:: SUPPLIED MATERIAL ::

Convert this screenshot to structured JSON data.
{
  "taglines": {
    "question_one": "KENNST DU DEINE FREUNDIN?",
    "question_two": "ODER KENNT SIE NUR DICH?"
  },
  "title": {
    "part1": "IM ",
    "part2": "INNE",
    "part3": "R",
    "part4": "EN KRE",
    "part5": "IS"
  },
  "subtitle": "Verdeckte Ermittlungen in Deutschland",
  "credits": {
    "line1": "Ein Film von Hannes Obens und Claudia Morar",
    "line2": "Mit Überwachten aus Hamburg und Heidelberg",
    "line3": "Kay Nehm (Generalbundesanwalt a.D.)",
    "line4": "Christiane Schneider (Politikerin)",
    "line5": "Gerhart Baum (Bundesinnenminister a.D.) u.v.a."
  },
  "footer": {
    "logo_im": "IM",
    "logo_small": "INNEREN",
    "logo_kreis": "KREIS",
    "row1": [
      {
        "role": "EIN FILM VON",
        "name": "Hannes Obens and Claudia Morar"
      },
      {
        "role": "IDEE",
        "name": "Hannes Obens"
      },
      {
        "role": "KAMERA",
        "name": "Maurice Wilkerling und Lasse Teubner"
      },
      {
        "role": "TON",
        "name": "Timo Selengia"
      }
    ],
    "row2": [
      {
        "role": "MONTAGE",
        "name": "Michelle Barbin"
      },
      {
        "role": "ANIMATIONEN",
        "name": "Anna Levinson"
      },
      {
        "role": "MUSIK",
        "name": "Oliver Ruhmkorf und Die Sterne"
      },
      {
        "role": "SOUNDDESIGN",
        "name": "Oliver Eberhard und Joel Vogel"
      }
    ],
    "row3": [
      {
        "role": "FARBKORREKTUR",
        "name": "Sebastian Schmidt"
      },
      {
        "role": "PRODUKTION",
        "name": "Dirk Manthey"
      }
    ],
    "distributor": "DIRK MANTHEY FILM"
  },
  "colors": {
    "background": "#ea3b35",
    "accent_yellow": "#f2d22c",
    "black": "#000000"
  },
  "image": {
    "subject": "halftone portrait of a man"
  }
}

:::

» **PROBLEM REQUIREMENTS**: Pull out each line of the listing that holds the string "name".

» **CORRECT OUTPUT**:
        "name": "Hannes Obens and Claudia Morar"
        "name": "Hannes Obens"
        "name": "Maurice Wilkerling und Lasse Teubner"
        "name": "Timo Selengia"
        "name": "Michelle Barbin"
        "name": "Anna Levinson"
        "name": "Oliver Ruhmkorf und Die Sterne"
        "name": "Oliver Eberhard und Joel Vogel"
        "name": "Sebastian Schmidt"
        "name": "Dirk Manthey"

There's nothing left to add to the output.